### Records shown

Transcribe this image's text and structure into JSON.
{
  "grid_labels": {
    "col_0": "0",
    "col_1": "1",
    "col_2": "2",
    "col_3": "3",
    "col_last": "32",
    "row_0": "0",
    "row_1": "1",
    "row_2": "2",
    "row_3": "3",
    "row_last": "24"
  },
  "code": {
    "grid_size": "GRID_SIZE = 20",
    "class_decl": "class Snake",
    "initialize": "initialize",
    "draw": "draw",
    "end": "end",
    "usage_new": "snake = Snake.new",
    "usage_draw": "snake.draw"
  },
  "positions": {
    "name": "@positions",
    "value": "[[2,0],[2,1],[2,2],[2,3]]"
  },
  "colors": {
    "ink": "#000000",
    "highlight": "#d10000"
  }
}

######

Write out every entry again, keeping each line exactly the same.

Transcribe this image's text and structure into JSON.
{
  "grid_labels": {
    "col_0": "0",
    "col_1": "1",
    "col_2": "2",
    "col_3": "3",
    "col_last": "32",
    "row_0": "0",
    "row_1": "1",
    "row_2": "2",
    "row_3": "3",
    "row_last": "24"
  },
  "code": {
    "grid_size": "GRID_SIZE = 20",
    "class_decl": "class Snake",
    "initialize": "initialize",
    "draw": "draw",
    "end": "end",
    "usage_new": "snake = Snake.new",
    "usage_draw": "snake.draw"
  },
  "positions": {
    "name": "@positions",
    "value": "[[2,0],[2,1],[2,2],[2,3]]"
  },
  "colors": {
    "ink": "#000000",
    "highlight": "#d10000"
  }
}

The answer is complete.